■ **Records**
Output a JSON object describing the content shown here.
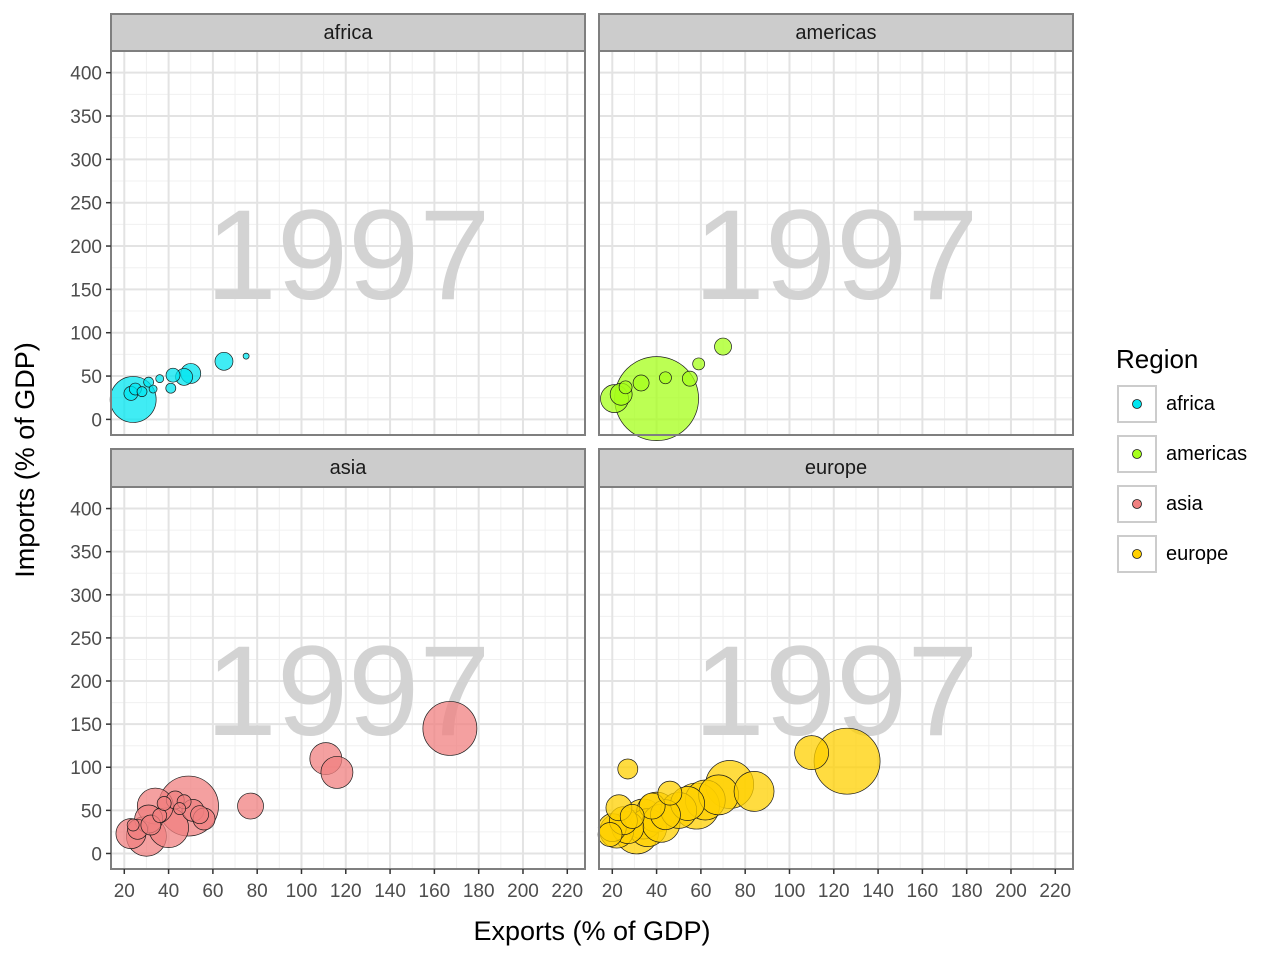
{
  "chart_data": {
    "type": "scatter",
    "title": "",
    "xlabel": "Exports (% of GDP)",
    "ylabel": "Imports (% of GDP)",
    "xlim": [
      14,
      228
    ],
    "ylim": [
      -18,
      425
    ],
    "xticks": [
      20,
      40,
      60,
      80,
      100,
      120,
      140,
      160,
      180,
      200,
      220
    ],
    "yticks": [
      0,
      50,
      100,
      150,
      200,
      250,
      300,
      350,
      400
    ],
    "grid": true,
    "annotation": "1997",
    "legend": {
      "title": "Region",
      "position": "right",
      "entries": [
        {
          "name": "africa",
          "color": "#00E5F0"
        },
        {
          "name": "americas",
          "color": "#A6FF1A"
        },
        {
          "name": "asia",
          "color": "#F08080"
        },
        {
          "name": "europe",
          "color": "#FFD000"
        }
      ]
    },
    "facets": [
      {
        "label": "africa",
        "color": "#00E5F0",
        "points": [
          {
            "x": 24,
            "y": 23,
            "size": 46
          },
          {
            "x": 23,
            "y": 30,
            "size": 14
          },
          {
            "x": 25,
            "y": 35,
            "size": 12
          },
          {
            "x": 28,
            "y": 32,
            "size": 10
          },
          {
            "x": 31,
            "y": 43,
            "size": 10
          },
          {
            "x": 33,
            "y": 35,
            "size": 8
          },
          {
            "x": 36,
            "y": 47,
            "size": 8
          },
          {
            "x": 41,
            "y": 36,
            "size": 10
          },
          {
            "x": 42,
            "y": 51,
            "size": 14
          },
          {
            "x": 47,
            "y": 49,
            "size": 17
          },
          {
            "x": 50,
            "y": 53,
            "size": 20
          },
          {
            "x": 65,
            "y": 67,
            "size": 18
          },
          {
            "x": 75,
            "y": 73,
            "size": 6
          }
        ]
      },
      {
        "label": "americas",
        "color": "#A6FF1A",
        "points": [
          {
            "x": 21,
            "y": 24,
            "size": 28
          },
          {
            "x": 24,
            "y": 29,
            "size": 22
          },
          {
            "x": 26,
            "y": 37,
            "size": 13
          },
          {
            "x": 33,
            "y": 42,
            "size": 16
          },
          {
            "x": 40,
            "y": 24,
            "size": 84
          },
          {
            "x": 44,
            "y": 48,
            "size": 12
          },
          {
            "x": 55,
            "y": 47,
            "size": 15
          },
          {
            "x": 59,
            "y": 64,
            "size": 12
          },
          {
            "x": 70,
            "y": 84,
            "size": 17
          }
        ]
      },
      {
        "label": "asia",
        "color": "#F08080",
        "points": [
          {
            "x": 23,
            "y": 23,
            "size": 30
          },
          {
            "x": 24,
            "y": 33,
            "size": 12
          },
          {
            "x": 26,
            "y": 28,
            "size": 20
          },
          {
            "x": 30,
            "y": 20,
            "size": 40
          },
          {
            "x": 31,
            "y": 40,
            "size": 28
          },
          {
            "x": 32,
            "y": 33,
            "size": 20
          },
          {
            "x": 34,
            "y": 55,
            "size": 36
          },
          {
            "x": 36,
            "y": 44,
            "size": 14
          },
          {
            "x": 38,
            "y": 58,
            "size": 14
          },
          {
            "x": 40,
            "y": 30,
            "size": 40
          },
          {
            "x": 43,
            "y": 62,
            "size": 18
          },
          {
            "x": 45,
            "y": 52,
            "size": 12
          },
          {
            "x": 47,
            "y": 60,
            "size": 14
          },
          {
            "x": 49,
            "y": 55,
            "size": 60
          },
          {
            "x": 51,
            "y": 50,
            "size": 22
          },
          {
            "x": 54,
            "y": 45,
            "size": 18
          },
          {
            "x": 56,
            "y": 40,
            "size": 22
          },
          {
            "x": 77,
            "y": 55,
            "size": 26
          },
          {
            "x": 111,
            "y": 110,
            "size": 32
          },
          {
            "x": 116,
            "y": 94,
            "size": 32
          },
          {
            "x": 167,
            "y": 145,
            "size": 54
          }
        ]
      },
      {
        "label": "europe",
        "color": "#FFD000",
        "points": [
          {
            "x": 19,
            "y": 22,
            "size": 24
          },
          {
            "x": 20,
            "y": 30,
            "size": 28
          },
          {
            "x": 22,
            "y": 26,
            "size": 34
          },
          {
            "x": 23,
            "y": 53,
            "size": 26
          },
          {
            "x": 25,
            "y": 38,
            "size": 28
          },
          {
            "x": 27,
            "y": 30,
            "size": 32
          },
          {
            "x": 27,
            "y": 98,
            "size": 20
          },
          {
            "x": 29,
            "y": 43,
            "size": 24
          },
          {
            "x": 31,
            "y": 25,
            "size": 44
          },
          {
            "x": 34,
            "y": 40,
            "size": 40
          },
          {
            "x": 36,
            "y": 30,
            "size": 38
          },
          {
            "x": 38,
            "y": 55,
            "size": 26
          },
          {
            "x": 40,
            "y": 48,
            "size": 40
          },
          {
            "x": 42,
            "y": 35,
            "size": 38
          },
          {
            "x": 44,
            "y": 45,
            "size": 30
          },
          {
            "x": 46,
            "y": 70,
            "size": 24
          },
          {
            "x": 50,
            "y": 50,
            "size": 36
          },
          {
            "x": 54,
            "y": 58,
            "size": 34
          },
          {
            "x": 58,
            "y": 55,
            "size": 46
          },
          {
            "x": 62,
            "y": 62,
            "size": 40
          },
          {
            "x": 68,
            "y": 68,
            "size": 40
          },
          {
            "x": 73,
            "y": 80,
            "size": 48
          },
          {
            "x": 84,
            "y": 72,
            "size": 40
          },
          {
            "x": 110,
            "y": 117,
            "size": 34
          },
          {
            "x": 126,
            "y": 107,
            "size": 66
          }
        ]
      }
    ]
  }
}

■ **What to work on**
Except for the pictures, reproduce every line exactly.

■ **Task solution**
Output a JSON object describing the content shown here.
{
  "chart_data": {
    "type": "scatter",
    "title": "",
    "xlabel": "Exports (% of GDP)",
    "ylabel": "Imports (% of GDP)",
    "xlim": [
      14,
      228
    ],
    "ylim": [
      -18,
      425
    ],
    "xticks": [
      20,
      40,
      60,
      80,
      100,
      120,
      140,
      160,
      180,
      200,
      220
    ],
    "yticks": [
      0,
      50,
      100,
      150,
      200,
      250,
      300,
      350,
      400
    ],
    "grid": true,
    "annotation": "1997",
    "legend": {
      "title": "Region",
      "position": "right",
      "entries": [
        {
          "name": "africa",
          "color": "#00E5F0"
        },
        {
          "name": "americas",
          "color": "#A6FF1A"
        },
        {
          "name": "asia",
          "color": "#F08080"
        },
        {
          "name": "europe",
          "color": "#FFD000"
        }
      ]
    },
    "facets": [
      {
        "label": "africa",
        "color": "#00E5F0",
        "points": [
          {
            "x": 24,
            "y": 23,
            "size": 46
          },
          {
            "x": 23,
            "y": 30,
            "size": 14
          },
          {
            "x": 25,
            "y": 35,
            "size": 12
          },
          {
            "x": 28,
            "y": 32,
            "size": 10
          },
          {
            "x": 31,
            "y": 43,
            "size": 10
          },
          {
            "x": 33,
            "y": 35,
            "size": 8
          },
          {
            "x": 36,
            "y": 47,
            "size": 8
          },
          {
            "x": 41,
            "y": 36,
            "size": 10
          },
          {
            "x": 42,
            "y": 51,
            "size": 14
          },
          {
            "x": 47,
            "y": 49,
            "size": 17
          },
          {
            "x": 50,
            "y": 53,
            "size": 20
          },
          {
            "x": 65,
            "y": 67,
            "size": 18
          },
          {
            "x": 75,
            "y": 73,
            "size": 6
          }
        ]
      },
      {
        "label": "americas",
        "color": "#A6FF1A",
        "points": [
          {
            "x": 21,
            "y": 24,
            "size": 28
          },
          {
            "x": 24,
            "y": 29,
            "size": 22
          },
          {
            "x": 26,
            "y": 37,
            "size": 13
          },
          {
            "x": 33,
            "y": 42,
            "size": 16
          },
          {
            "x": 40,
            "y": 24,
            "size": 84
          },
          {
            "x": 44,
            "y": 48,
            "size": 12
          },
          {
            "x": 55,
            "y": 47,
            "size": 15
          },
          {
            "x": 59,
            "y": 64,
            "size": 12
          },
          {
            "x": 70,
            "y": 84,
            "size": 17
          }
        ]
      },
      {
        "label": "asia",
        "color": "#F08080",
        "points": [
          {
            "x": 23,
            "y": 23,
            "size": 30
          },
          {
            "x": 24,
            "y": 33,
            "size": 12
          },
          {
            "x": 26,
            "y": 28,
            "size": 20
          },
          {
            "x": 30,
            "y": 20,
            "size": 40
          },
          {
            "x": 31,
            "y": 40,
            "size": 28
          },
          {
            "x": 32,
            "y": 33,
            "size": 20
          },
          {
            "x": 34,
            "y": 55,
            "size": 36
          },
          {
            "x": 36,
            "y": 44,
            "size": 14
          },
          {
            "x": 38,
            "y": 58,
            "size": 14
          },
          {
            "x": 40,
            "y": 30,
            "size": 40
          },
          {
            "x": 43,
            "y": 62,
            "size": 18
          },
          {
            "x": 45,
            "y": 52,
            "size": 12
          },
          {
            "x": 47,
            "y": 60,
            "size": 14
          },
          {
            "x": 49,
            "y": 55,
            "size": 60
          },
          {
            "x": 51,
            "y": 50,
            "size": 22
          },
          {
            "x": 54,
            "y": 45,
            "size": 18
          },
          {
            "x": 56,
            "y": 40,
            "size": 22
          },
          {
            "x": 77,
            "y": 55,
            "size": 26
          },
          {
            "x": 111,
            "y": 110,
            "size": 32
          },
          {
            "x": 116,
            "y": 94,
            "size": 32
          },
          {
            "x": 167,
            "y": 145,
            "size": 54
          }
        ]
      },
      {
        "label": "europe",
        "color": "#FFD000",
        "points": [
          {
            "x": 19,
            "y": 22,
            "size": 24
          },
          {
            "x": 20,
            "y": 30,
            "size": 28
          },
          {
            "x": 22,
            "y": 26,
            "size": 34
          },
          {
            "x": 23,
            "y": 53,
            "size": 26
          },
          {
            "x": 25,
            "y": 38,
            "size": 28
          },
          {
            "x": 27,
            "y": 30,
            "size": 32
          },
          {
            "x": 27,
            "y": 98,
            "size": 20
          },
          {
            "x": 29,
            "y": 43,
            "size": 24
          },
          {
            "x": 31,
            "y": 25,
            "size": 44
          },
          {
            "x": 34,
            "y": 40,
            "size": 40
          },
          {
            "x": 36,
            "y": 30,
            "size": 38
          },
          {
            "x": 38,
            "y": 55,
            "size": 26
          },
          {
            "x": 40,
            "y": 48,
            "size": 40
          },
          {
            "x": 42,
            "y": 35,
            "size": 38
          },
          {
            "x": 44,
            "y": 45,
            "size": 30
          },
          {
            "x": 46,
            "y": 70,
            "size": 24
          },
          {
            "x": 50,
            "y": 50,
            "size": 36
          },
          {
            "x": 54,
            "y": 58,
            "size": 34
          },
          {
            "x": 58,
            "y": 55,
            "size": 46
          },
          {
            "x": 62,
            "y": 62,
            "size": 40
          },
          {
            "x": 68,
            "y": 68,
            "size": 40
          },
          {
            "x": 73,
            "y": 80,
            "size": 48
          },
          {
            "x": 84,
            "y": 72,
            "size": 40
          },
          {
            "x": 110,
            "y": 117,
            "size": 34
          },
          {
            "x": 126,
            "y": 107,
            "size": 66
          }
        ]
      }
    ]
  }
}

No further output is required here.